# [Exercise aim]
Return a copy of each line that holds the string "field".

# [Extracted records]
* * *

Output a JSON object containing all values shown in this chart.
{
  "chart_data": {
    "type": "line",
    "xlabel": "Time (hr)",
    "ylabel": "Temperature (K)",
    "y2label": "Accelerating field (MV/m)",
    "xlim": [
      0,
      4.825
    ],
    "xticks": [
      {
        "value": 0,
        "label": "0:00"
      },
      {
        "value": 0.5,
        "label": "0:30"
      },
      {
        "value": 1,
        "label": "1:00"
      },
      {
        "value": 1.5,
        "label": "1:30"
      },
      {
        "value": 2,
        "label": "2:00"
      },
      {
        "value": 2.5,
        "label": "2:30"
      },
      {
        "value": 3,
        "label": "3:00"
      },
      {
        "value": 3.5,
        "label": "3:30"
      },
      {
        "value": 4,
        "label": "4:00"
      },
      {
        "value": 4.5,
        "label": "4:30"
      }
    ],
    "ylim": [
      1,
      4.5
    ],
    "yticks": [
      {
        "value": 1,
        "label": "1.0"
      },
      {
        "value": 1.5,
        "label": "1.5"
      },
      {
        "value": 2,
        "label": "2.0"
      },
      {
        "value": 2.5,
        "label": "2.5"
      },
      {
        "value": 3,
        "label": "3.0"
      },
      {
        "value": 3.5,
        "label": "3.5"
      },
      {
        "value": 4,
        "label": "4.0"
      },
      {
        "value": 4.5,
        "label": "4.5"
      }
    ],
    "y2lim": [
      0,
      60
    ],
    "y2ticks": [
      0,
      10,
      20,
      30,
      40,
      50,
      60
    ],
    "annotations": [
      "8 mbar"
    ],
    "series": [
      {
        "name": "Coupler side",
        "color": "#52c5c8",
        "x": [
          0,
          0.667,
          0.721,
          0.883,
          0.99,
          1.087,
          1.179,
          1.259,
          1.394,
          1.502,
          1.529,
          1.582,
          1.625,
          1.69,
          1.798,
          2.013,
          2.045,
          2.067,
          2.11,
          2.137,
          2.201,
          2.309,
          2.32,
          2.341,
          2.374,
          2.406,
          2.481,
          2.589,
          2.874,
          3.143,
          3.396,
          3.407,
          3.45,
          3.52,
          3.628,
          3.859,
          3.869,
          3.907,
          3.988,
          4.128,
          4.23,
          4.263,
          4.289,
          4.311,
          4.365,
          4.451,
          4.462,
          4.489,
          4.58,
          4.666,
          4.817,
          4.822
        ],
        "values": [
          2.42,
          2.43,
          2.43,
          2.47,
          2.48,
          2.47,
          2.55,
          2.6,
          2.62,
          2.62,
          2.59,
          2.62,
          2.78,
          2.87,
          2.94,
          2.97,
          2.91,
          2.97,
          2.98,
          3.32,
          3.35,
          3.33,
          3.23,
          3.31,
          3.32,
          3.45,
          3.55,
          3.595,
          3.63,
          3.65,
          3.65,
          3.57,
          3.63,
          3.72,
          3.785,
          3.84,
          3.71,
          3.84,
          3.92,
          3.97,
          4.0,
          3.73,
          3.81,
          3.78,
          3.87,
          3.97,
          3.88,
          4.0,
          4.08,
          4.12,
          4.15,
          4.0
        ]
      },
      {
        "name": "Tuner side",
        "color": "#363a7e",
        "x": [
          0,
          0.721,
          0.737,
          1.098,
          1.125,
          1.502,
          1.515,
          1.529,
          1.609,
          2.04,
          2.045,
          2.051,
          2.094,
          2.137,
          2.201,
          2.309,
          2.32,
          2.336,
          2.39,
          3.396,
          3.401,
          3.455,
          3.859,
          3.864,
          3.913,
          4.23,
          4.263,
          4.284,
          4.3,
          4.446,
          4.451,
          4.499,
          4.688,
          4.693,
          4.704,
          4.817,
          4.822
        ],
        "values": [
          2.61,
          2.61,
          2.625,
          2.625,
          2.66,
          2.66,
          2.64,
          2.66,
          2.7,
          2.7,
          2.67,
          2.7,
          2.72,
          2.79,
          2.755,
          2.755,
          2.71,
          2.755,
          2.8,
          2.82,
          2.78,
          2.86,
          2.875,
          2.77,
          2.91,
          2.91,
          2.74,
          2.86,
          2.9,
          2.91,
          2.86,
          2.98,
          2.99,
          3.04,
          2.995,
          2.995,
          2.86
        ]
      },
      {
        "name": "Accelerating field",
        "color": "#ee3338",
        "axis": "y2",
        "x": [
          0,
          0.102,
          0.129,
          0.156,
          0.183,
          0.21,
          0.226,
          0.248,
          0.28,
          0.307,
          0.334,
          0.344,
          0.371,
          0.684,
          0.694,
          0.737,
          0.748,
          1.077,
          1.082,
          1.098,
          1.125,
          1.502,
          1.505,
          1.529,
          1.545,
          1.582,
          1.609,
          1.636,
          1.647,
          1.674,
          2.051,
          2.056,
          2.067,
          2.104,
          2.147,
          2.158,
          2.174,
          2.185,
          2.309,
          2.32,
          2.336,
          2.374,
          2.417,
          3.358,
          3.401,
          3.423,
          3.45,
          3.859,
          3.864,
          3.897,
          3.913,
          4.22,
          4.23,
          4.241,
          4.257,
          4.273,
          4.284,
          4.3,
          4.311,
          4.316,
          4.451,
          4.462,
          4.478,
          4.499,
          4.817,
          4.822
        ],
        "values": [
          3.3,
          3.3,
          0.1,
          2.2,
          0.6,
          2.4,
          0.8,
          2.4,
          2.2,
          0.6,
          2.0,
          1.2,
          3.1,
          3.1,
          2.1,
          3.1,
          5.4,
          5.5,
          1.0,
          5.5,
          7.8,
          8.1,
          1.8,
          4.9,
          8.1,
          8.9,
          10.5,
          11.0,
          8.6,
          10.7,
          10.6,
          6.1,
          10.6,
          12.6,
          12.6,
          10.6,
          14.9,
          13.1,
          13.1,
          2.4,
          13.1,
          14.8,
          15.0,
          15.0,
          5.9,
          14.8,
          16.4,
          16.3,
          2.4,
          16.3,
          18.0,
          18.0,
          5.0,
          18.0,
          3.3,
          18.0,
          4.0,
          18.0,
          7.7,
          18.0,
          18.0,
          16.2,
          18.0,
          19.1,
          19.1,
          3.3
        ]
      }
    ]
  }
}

* * *

# [Task response]
    "y2label": "Accelerating field (MV/m)",
        "name": "Accelerating field",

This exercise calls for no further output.